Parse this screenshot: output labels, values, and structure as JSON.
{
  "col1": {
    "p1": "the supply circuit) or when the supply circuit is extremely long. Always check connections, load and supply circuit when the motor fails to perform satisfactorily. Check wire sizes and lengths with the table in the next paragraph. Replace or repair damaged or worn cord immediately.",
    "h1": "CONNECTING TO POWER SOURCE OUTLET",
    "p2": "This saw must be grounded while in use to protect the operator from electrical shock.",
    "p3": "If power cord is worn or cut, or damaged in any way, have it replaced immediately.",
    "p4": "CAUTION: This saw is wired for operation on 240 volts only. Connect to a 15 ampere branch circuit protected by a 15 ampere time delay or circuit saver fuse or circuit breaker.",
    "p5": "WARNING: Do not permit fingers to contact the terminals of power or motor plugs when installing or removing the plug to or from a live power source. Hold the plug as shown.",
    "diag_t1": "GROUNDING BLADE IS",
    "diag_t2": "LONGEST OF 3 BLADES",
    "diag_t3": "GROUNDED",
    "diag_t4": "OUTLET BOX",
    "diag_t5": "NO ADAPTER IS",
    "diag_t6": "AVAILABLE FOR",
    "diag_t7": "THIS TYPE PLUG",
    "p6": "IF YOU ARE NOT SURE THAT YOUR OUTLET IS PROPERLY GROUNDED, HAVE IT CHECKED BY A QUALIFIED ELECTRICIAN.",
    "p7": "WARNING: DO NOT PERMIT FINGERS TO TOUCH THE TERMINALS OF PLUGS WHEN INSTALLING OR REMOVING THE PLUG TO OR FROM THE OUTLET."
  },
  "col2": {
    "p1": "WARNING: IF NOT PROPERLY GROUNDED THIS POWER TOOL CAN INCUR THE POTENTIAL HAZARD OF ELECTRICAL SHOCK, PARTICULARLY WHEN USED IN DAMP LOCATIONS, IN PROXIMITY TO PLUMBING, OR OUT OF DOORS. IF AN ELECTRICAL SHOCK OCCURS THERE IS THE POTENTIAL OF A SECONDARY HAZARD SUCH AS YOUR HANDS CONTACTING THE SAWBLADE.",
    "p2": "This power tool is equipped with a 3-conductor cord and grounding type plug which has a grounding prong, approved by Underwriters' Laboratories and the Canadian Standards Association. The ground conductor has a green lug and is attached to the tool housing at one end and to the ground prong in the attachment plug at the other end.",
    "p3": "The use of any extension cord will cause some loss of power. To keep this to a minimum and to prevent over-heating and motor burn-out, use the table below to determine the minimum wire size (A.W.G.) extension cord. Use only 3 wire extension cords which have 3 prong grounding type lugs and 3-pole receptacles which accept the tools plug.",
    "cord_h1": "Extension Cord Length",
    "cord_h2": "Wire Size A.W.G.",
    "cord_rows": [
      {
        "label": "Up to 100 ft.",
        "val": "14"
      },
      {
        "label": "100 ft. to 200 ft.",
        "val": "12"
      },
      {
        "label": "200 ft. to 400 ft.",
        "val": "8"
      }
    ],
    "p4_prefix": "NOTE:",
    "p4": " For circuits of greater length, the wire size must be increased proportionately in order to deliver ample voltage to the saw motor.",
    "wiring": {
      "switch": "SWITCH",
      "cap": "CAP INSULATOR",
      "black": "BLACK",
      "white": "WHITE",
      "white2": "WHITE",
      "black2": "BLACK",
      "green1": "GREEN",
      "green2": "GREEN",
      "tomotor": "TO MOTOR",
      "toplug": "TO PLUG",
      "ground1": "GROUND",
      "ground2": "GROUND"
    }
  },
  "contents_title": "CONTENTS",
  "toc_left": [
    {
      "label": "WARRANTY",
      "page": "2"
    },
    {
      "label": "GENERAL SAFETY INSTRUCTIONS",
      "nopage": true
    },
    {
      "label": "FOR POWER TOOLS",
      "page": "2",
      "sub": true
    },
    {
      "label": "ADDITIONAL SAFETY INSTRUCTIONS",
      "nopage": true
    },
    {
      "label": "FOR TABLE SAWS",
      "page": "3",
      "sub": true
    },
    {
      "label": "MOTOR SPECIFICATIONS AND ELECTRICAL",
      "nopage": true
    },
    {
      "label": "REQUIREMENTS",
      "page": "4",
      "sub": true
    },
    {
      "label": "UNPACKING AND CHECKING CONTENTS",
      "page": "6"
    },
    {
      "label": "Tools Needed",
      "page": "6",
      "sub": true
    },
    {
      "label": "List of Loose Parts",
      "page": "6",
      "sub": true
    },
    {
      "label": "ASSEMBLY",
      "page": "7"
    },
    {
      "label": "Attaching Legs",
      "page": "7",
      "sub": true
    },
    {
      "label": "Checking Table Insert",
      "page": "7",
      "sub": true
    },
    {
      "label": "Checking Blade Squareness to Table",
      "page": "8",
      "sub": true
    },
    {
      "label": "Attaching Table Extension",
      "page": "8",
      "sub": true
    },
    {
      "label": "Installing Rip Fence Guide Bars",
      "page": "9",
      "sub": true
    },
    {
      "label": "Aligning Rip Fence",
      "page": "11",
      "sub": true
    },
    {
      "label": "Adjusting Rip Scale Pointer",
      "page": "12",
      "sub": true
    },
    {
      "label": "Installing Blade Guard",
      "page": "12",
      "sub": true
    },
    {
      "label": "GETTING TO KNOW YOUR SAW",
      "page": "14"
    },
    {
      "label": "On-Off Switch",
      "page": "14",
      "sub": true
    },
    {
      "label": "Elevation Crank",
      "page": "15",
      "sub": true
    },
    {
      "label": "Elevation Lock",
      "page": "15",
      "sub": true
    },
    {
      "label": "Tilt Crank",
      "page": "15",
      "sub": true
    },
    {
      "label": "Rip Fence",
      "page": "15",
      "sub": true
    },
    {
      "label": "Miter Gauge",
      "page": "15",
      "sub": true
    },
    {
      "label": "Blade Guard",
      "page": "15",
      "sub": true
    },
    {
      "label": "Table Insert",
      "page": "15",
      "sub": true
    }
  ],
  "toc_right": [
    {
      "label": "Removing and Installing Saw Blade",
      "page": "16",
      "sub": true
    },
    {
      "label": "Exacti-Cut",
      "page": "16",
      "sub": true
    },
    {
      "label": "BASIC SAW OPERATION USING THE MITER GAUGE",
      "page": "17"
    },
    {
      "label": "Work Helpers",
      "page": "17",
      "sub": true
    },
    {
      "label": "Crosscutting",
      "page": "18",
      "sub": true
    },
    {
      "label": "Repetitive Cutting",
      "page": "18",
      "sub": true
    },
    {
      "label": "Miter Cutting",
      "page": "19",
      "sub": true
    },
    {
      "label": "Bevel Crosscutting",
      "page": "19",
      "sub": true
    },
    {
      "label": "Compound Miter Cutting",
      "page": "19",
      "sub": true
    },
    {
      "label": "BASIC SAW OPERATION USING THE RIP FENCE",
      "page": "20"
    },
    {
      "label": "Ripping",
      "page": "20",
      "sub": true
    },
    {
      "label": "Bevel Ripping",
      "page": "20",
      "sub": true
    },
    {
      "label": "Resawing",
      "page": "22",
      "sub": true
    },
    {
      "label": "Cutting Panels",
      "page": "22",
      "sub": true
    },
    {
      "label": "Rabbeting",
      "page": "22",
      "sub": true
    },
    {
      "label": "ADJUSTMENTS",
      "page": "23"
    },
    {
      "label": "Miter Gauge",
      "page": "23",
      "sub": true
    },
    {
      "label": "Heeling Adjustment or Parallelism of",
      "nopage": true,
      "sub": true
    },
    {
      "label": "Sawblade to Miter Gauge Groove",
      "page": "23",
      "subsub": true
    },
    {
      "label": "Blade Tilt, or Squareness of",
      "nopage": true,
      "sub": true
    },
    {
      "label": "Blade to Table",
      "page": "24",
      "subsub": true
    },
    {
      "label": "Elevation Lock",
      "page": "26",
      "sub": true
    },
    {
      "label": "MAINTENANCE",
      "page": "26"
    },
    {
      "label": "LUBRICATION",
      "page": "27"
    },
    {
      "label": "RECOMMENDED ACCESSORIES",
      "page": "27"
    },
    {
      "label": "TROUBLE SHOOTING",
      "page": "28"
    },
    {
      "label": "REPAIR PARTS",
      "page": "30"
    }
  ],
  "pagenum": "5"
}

▶ _EXERCISE_
Your answer should be a single number: the count of lines that contain "Crosscutting".

▶ _PROBLEM SOLUTION_
2